## Start DATA IN THIS EXERCISE

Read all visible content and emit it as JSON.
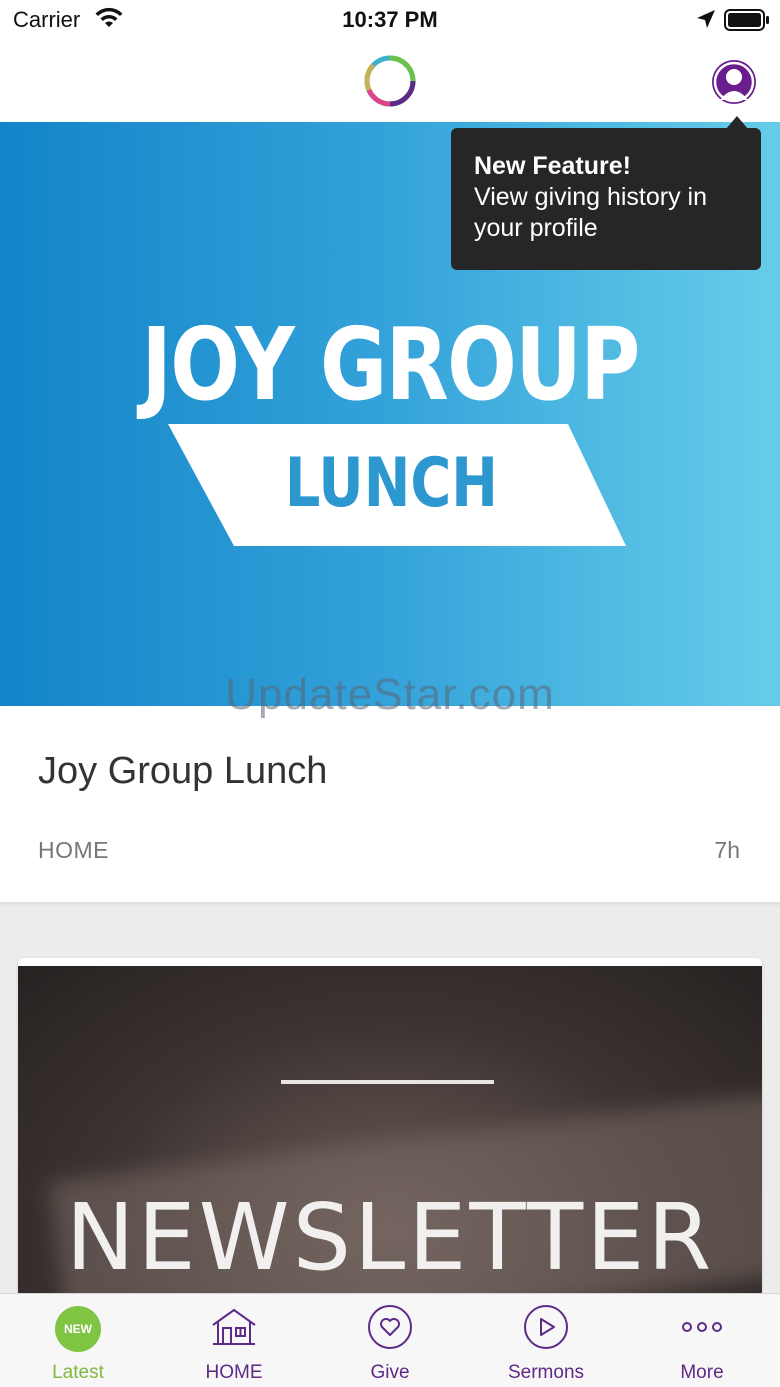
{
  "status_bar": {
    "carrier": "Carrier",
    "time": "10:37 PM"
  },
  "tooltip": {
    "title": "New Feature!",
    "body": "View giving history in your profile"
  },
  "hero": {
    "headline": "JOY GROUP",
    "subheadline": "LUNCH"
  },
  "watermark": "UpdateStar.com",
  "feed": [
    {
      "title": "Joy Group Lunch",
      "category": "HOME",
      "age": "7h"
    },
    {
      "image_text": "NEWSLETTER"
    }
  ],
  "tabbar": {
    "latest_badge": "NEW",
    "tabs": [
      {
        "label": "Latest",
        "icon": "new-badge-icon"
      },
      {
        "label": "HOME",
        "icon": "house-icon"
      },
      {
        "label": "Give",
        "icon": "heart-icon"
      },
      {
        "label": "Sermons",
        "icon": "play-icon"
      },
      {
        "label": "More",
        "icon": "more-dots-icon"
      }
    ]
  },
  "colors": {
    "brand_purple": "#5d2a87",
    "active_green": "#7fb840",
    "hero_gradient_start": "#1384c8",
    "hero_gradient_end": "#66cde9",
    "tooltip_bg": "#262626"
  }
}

## End DATA IN THIS EXERCISE

*TASK INSTRUCTIONS*
Working from the lines above, reproduce the material exactly and exclude its pictures.

*TASK SOLUTION*
Read all visible content and emit it as JSON.
{
  "status_bar": {
    "carrier": "Carrier",
    "time": "10:37 PM"
  },
  "tooltip": {
    "title": "New Feature!",
    "body": "View giving history in your profile"
  },
  "hero": {
    "headline": "JOY GROUP",
    "subheadline": "LUNCH"
  },
  "watermark": "UpdateStar.com",
  "feed": [
    {
      "title": "Joy Group Lunch",
      "category": "HOME",
      "age": "7h"
    },
    {
      "image_text": "NEWSLETTER"
    }
  ],
  "tabbar": {
    "latest_badge": "NEW",
    "tabs": [
      {
        "label": "Latest",
        "icon": "new-badge-icon"
      },
      {
        "label": "HOME",
        "icon": "house-icon"
      },
      {
        "label": "Give",
        "icon": "heart-icon"
      },
      {
        "label": "Sermons",
        "icon": "play-icon"
      },
      {
        "label": "More",
        "icon": "more-dots-icon"
      }
    ]
  },
  "colors": {
    "brand_purple": "#5d2a87",
    "active_green": "#7fb840",
    "hero_gradient_start": "#1384c8",
    "hero_gradient_end": "#66cde9",
    "tooltip_bg": "#262626"
  }
}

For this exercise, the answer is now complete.